The request:
In the records below, change "exploded perspective view" to "exploded isometric view" and leave everything else the same.

Data records
--- Start ---
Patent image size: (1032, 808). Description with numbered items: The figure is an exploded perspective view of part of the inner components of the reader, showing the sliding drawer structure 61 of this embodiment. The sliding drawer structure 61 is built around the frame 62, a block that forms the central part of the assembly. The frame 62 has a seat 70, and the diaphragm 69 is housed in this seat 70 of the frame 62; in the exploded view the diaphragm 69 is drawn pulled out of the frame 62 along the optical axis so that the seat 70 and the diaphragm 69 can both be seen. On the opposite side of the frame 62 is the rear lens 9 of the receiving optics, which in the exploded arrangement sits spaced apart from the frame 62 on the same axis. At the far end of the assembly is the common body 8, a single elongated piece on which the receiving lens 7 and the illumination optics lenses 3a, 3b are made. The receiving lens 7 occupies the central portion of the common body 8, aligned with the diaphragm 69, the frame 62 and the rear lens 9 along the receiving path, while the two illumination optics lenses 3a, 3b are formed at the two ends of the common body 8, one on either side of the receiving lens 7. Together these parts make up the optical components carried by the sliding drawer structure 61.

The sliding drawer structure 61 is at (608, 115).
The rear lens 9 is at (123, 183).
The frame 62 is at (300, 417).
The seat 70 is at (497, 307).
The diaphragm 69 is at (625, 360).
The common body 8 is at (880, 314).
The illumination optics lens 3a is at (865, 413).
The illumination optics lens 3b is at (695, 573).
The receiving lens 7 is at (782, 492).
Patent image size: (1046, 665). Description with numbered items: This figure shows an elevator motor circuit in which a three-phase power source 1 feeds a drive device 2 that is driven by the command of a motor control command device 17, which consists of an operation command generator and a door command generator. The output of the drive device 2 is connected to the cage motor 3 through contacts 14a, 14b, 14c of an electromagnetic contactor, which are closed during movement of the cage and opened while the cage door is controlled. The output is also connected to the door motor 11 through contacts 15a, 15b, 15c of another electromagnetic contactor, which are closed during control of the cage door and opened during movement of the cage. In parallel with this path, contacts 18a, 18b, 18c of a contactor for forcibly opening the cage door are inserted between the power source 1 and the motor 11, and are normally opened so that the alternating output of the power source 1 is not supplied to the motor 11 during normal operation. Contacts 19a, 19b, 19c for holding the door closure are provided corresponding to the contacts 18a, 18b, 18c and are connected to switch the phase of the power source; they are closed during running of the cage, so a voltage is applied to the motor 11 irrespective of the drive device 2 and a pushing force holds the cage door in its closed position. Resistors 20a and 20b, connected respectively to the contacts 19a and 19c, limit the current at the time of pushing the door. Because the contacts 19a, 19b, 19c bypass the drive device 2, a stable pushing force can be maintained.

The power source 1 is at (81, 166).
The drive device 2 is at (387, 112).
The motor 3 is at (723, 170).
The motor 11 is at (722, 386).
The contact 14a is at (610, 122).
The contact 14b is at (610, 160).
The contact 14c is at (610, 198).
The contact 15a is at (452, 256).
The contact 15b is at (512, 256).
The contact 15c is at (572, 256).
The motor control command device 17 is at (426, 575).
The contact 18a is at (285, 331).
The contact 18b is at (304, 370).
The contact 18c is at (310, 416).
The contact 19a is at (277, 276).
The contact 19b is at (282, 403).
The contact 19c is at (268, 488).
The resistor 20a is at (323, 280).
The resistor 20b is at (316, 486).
--- End ---
Response:
Patent image size: (1032, 808). Description with numbered items: The figure is an exploded isometric view of part of the inner components of the reader, showing the sliding drawer structure 61 of this embodiment. The sliding drawer structure 61 is built around the frame 62, a block that forms the central part of the assembly. The frame 62 has a seat 70, and the diaphragm 69 is housed in this seat 70 of the frame 62; in the exploded view the diaphragm 69 is drawn pulled out of the frame 62 along the optical axis so that the seat 70 and the diaphragm 69 can both be seen. On the opposite side of the frame 62 is the rear lens 9 of the receiving optics, which in the exploded arrangement sits spaced apart from the frame 62 on the same axis. At the far end of the assembly is the common body 8, a single elongated piece on which the receiving lens 7 and the illumination optics lenses 3a, 3b are made. The receiving lens 7 occupies the central portion of the common body 8, aligned with the diaphragm 69, the frame 62 and the rear lens 9 along the receiving path, while the two illumination optics lenses 3a, 3b are formed at the two ends of the common body 8, one on either side of the receiving lens 7. Together these parts make up the optical components carried by the sliding drawer structure 61.

The sliding drawer structure 61 is at (608, 115).
The rear lens 9 is at (123, 183).
The frame 62 is at (300, 417).
The seat 70 is at (497, 307).
The diaphragm 69 is at (625, 360).
The common body 8 is at (880, 314).
The illumination optics lens 3a is at (865, 413).
The illumination optics lens 3b is at (695, 573).
The receiving lens 7 is at (782, 492).
Patent image size: (1046, 665). Description with numbered items: This figure shows an elevator motor circuit in which a three-phase power source 1 feeds a drive device 2 that is driven by the command of a motor control command device 17, which consists of an operation command generator and a door command generator. The output of the drive device 2 is connected to the cage motor 3 through contacts 14a, 14b, 14c of an electromagnetic contactor, which are closed during movement of the cage and opened while the cage door is controlled. The output is also connected to the door motor 11 through contacts 15a, 15b, 15c of another electromagnetic contactor, which are closed during control of the cage door and opened during movement of the cage. In parallel with this path, contacts 18a, 18b, 18c of a contactor for forcibly opening the cage door are inserted between the power source 1 and the motor 11, and are normally opened so that the alternating output of the power source 1 is not supplied to the motor 11 during normal operation. Contacts 19a, 19b, 19c for holding the door closure are provided corresponding to the contacts 18a, 18b, 18c and are connected to switch the phase of the power source; they are closed during running of the cage, so a voltage is applied to the motor 11 irrespective of the drive device 2 and a pushing force holds the cage door in its closed position. Resistors 20a and 20b, connected respectively to the contacts 19a and 19c, limit the current at the time of pushing the door. Because the contacts 19a, 19b, 19c bypass the drive device 2, a stable pushing force can be maintained.

The power source 1 is at (81, 166).
The drive device 2 is at (387, 112).
The motor 3 is at (723, 170).
The motor 11 is at (722, 386).
The contact 14a is at (610, 122).
The contact 14b is at (610, 160).
The contact 14c is at (610, 198).
The contact 15a is at (452, 256).
The contact 15b is at (512, 256).
The contact 15c is at (572, 256).
The motor control command device 17 is at (426, 575).
The contact 18a is at (285, 331).
The contact 18b is at (304, 370).
The contact 18c is at (310, 416).
The contact 19a is at (277, 276).
The contact 19b is at (282, 403).
The contact 19c is at (268, 488).
The resistor 20a is at (323, 280).
The resistor 20b is at (316, 486).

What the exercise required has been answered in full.